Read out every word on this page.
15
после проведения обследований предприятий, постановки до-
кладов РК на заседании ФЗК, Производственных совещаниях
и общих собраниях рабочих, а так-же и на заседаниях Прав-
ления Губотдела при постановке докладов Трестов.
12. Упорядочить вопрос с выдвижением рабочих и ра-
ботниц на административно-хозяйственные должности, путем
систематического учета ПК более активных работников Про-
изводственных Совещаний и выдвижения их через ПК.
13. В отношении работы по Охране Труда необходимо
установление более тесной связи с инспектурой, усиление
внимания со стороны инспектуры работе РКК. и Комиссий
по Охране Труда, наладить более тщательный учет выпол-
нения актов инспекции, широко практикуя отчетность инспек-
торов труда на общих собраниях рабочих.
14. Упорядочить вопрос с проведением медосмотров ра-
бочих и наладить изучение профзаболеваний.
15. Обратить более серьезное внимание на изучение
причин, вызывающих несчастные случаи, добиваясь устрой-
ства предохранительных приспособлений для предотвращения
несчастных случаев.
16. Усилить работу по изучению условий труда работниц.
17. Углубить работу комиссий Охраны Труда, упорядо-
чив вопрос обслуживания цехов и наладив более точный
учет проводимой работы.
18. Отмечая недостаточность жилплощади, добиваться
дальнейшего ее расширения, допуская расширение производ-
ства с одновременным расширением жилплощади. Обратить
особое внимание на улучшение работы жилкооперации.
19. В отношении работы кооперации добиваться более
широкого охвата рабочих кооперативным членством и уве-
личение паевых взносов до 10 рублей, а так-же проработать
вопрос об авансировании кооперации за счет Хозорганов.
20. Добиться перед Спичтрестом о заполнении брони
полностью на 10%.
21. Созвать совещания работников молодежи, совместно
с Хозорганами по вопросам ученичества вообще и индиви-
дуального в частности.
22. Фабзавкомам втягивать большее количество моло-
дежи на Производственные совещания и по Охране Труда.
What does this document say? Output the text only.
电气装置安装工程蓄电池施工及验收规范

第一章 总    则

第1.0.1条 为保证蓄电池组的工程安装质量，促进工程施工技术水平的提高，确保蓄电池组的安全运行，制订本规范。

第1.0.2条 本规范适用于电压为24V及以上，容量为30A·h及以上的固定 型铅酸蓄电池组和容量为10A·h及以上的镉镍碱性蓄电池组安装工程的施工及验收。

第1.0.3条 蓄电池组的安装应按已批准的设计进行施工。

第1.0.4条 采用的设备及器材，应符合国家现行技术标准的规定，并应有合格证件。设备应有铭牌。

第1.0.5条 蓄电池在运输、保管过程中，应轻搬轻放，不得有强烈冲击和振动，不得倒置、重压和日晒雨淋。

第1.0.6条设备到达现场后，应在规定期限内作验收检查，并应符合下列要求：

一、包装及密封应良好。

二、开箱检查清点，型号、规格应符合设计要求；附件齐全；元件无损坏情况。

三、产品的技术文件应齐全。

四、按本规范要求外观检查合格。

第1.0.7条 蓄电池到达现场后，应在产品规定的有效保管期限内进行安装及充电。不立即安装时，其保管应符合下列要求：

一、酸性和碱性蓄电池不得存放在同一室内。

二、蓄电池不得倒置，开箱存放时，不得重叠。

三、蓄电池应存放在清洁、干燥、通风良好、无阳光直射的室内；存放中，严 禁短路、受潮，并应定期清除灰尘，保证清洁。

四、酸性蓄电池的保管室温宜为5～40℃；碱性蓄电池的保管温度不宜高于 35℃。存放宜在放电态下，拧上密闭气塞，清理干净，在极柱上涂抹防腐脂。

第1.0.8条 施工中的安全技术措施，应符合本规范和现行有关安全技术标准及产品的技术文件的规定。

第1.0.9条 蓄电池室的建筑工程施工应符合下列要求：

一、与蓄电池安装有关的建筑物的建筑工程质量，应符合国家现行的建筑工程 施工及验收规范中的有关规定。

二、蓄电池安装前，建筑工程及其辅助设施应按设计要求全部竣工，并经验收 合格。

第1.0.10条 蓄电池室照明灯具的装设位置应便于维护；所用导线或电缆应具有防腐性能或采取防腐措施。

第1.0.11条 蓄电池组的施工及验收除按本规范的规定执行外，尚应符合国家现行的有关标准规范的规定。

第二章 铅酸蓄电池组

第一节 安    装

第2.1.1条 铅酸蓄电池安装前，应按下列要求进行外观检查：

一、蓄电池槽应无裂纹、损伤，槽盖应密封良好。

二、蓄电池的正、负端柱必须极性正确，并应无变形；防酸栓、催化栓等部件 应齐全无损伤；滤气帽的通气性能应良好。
━━━━━━━━━━━━━━━━━━━━━━━━━━━━━━
Task instructions: Go over the records above line by line and count those holding the word "добиваться". Reply only with the number.

Problem solution: 2